**Goal:** Please print all of the material below, word for word.

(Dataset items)
------------------------------

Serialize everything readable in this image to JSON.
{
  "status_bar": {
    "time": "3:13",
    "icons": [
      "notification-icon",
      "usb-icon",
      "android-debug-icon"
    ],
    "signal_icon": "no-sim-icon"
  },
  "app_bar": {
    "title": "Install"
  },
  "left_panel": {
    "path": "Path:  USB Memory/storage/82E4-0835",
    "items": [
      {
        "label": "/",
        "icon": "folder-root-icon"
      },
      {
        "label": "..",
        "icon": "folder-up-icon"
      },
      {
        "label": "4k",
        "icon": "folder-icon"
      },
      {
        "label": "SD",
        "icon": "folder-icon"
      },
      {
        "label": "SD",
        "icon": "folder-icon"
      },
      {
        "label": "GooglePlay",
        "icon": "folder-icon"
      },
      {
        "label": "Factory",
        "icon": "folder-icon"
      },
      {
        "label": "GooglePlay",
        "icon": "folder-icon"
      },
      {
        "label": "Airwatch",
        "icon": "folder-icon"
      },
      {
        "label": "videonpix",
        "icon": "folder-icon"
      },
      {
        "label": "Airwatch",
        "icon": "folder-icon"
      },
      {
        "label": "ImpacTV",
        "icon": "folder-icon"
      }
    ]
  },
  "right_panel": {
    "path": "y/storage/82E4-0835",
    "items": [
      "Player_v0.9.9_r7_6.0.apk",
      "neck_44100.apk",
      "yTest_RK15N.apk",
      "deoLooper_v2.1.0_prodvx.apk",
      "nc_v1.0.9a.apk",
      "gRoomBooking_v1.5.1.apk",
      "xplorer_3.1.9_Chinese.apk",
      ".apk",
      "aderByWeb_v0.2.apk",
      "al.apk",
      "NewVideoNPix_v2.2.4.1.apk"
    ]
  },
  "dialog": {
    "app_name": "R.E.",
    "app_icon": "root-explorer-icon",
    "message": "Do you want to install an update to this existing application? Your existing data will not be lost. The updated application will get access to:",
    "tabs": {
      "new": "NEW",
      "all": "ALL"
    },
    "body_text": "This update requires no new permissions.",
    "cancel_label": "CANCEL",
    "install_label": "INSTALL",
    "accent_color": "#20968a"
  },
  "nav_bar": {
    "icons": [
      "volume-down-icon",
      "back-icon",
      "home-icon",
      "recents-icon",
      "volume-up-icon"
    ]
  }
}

------------------------------

**Answer to the task:**
Serialize everything readable in this image to JSON.
{
  "status_bar": {
    "time": "3:13",
    "icons": [
      "notification-icon",
      "usb-icon",
      "android-debug-icon"
    ],
    "signal_icon": "no-sim-icon"
  },
  "app_bar": {
    "title": "Install"
  },
  "left_panel": {
    "path": "Path:  USB Memory/storage/82E4-0835",
    "items": [
      {
        "label": "/",
        "icon": "folder-root-icon"
      },
      {
        "label": "..",
        "icon": "folder-up-icon"
      },
      {
        "label": "4k",
        "icon": "folder-icon"
      },
      {
        "label": "SD",
        "icon": "folder-icon"
      },
      {
        "label": "SD",
        "icon": "folder-icon"
      },
      {
        "label": "GooglePlay",
        "icon": "folder-icon"
      },
      {
        "label": "Factory",
        "icon": "folder-icon"
      },
      {
        "label": "GooglePlay",
        "icon": "folder-icon"
      },
      {
        "label": "Airwatch",
        "icon": "folder-icon"
      },
      {
        "label": "videonpix",
        "icon": "folder-icon"
      },
      {
        "label": "Airwatch",
        "icon": "folder-icon"
      },
      {
        "label": "ImpacTV",
        "icon": "folder-icon"
      }
    ]
  },
  "right_panel": {
    "path": "y/storage/82E4-0835",
    "items": [
      "Player_v0.9.9_r7_6.0.apk",
      "neck_44100.apk",
      "yTest_RK15N.apk",
      "deoLooper_v2.1.0_prodvx.apk",
      "nc_v1.0.9a.apk",
      "gRoomBooking_v1.5.1.apk",
      "xplorer_3.1.9_Chinese.apk",
      ".apk",
      "aderByWeb_v0.2.apk",
      "al.apk",
      "NewVideoNPix_v2.2.4.1.apk"
    ]
  },
  "dialog": {
    "app_name": "R.E.",
    "app_icon": "root-explorer-icon",
    "message": "Do you want to install an update to this existing application? Your existing data will not be lost. The updated application will get access to:",
    "tabs": {
      "new": "NEW",
      "all": "ALL"
    },
    "body_text": "This update requires no new permissions.",
    "cancel_label": "CANCEL",
    "install_label": "INSTALL",
    "accent_color": "#20968a"
  },
  "nav_bar": {
    "icons": [
      "volume-down-icon",
      "back-icon",
      "home-icon",
      "recents-icon",
      "volume-up-icon"
    ]
  }
}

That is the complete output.